Data for the task:
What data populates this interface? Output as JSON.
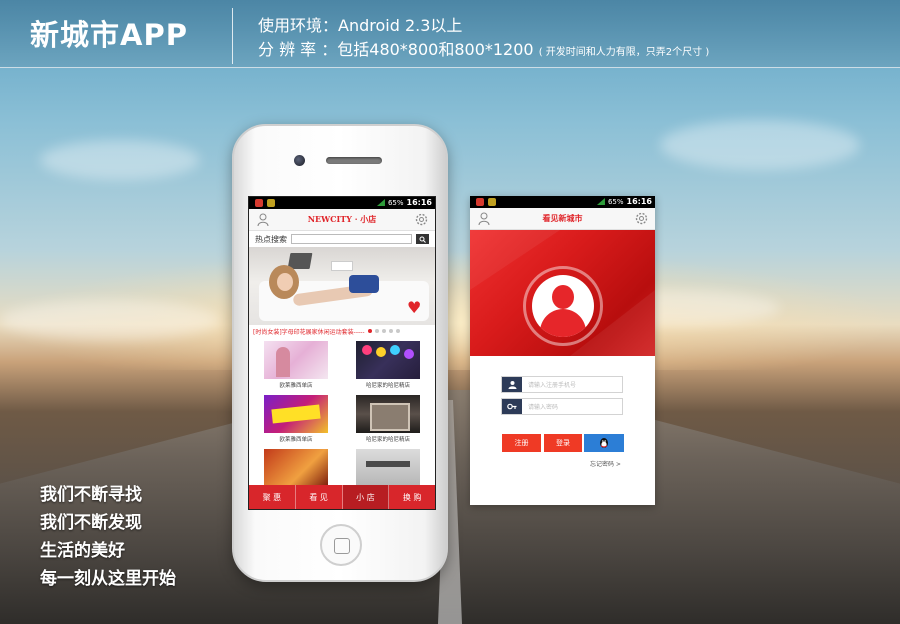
{
  "header": {
    "app_title": "新城市APP",
    "env_label": "使用环境：Android 2.3以上",
    "res_label": "分 辨 率 ：包括480*800和800*1200",
    "res_note": "( 开发时间和人力有限，只弄2个尺寸 )"
  },
  "slogans": [
    "我们不断寻找",
    "我们不断发现",
    "生活的美好",
    "每一刻从这里开始"
  ],
  "status_bar": {
    "battery": "65%",
    "time": "16:16"
  },
  "shop_screen": {
    "title": "NEWCITY · 小店",
    "search_label": "热点搜索",
    "banner_caption": "[时尚女装]字母印花展家休闲运动套装-----",
    "products": [
      {
        "label": "欧莱雅西单店"
      },
      {
        "label": "哈尼家的哈尼精店"
      },
      {
        "label": "欧莱雅西单店"
      },
      {
        "label": "哈尼家的哈尼精店"
      },
      {
        "label": ""
      },
      {
        "label": ""
      }
    ],
    "tabs": [
      {
        "label": "聚 惠"
      },
      {
        "label": "看 见"
      },
      {
        "label": "小 店"
      },
      {
        "label": "换 购"
      }
    ]
  },
  "login_screen": {
    "title": "看见新城市",
    "username_placeholder": "请输入注册手机号",
    "password_placeholder": "请输入密码",
    "register_label": "注册",
    "login_label": "登录",
    "forgot_label": "忘记密码 >"
  },
  "colors": {
    "brand_red": "#e0252a",
    "tab_red": "#d8262b",
    "qq_blue": "#2c7ed6",
    "field_icon_navy": "#2d3b58"
  }
}
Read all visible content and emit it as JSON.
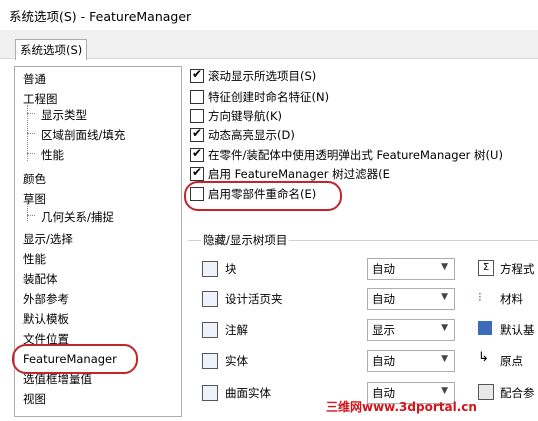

Exercise objective:
Working from the material above, transcribe it exactly while omitting pictures.

Reply to the task:
What data populates this interface? Output as JSON.
{
  "header": {
    "app_title": "新城市APP",
    "env_label": "使用环境：Android 2.3以上",
    "res_label": "分 辨 率 ：包括480*800和800*1200",
    "res_note": "( 开发时间和人力有限，只弄2个尺寸 )"
  },
  "slogans": [
    "我们不断寻找",
    "我们不断发现",
    "生活的美好",
    "每一刻从这里开始"
  ],
  "status_bar": {
    "battery": "65%",
    "time": "16:16"
  },
  "shop_screen": {
    "title": "NEWCITY · 小店",
    "search_label": "热点搜索",
    "banner_caption": "[时尚女装]字母印花展家休闲运动套装-----",
    "products": [
      {
        "label": "欧莱雅西单店"
      },
      {
        "label": "哈尼家的哈尼精店"
      },
      {
        "label": "欧莱雅西单店"
      },
      {
        "label": "哈尼家的哈尼精店"
      },
      {
        "label": ""
      },
      {
        "label": ""
      }
    ],
    "tabs": [
      {
        "label": "聚 惠"
      },
      {
        "label": "看 见"
      },
      {
        "label": "小 店"
      },
      {
        "label": "换 购"
      }
    ]
  },
  "login_screen": {
    "title": "看见新城市",
    "username_placeholder": "请输入注册手机号",
    "password_placeholder": "请输入密码",
    "register_label": "注册",
    "login_label": "登录",
    "forgot_label": "忘记密码 >"
  },
  "colors": {
    "brand_red": "#e0252a",
    "tab_red": "#d8262b",
    "qq_blue": "#2c7ed6",
    "field_icon_navy": "#2d3b58"
  }
}
Read all visible content and emit it as JSON.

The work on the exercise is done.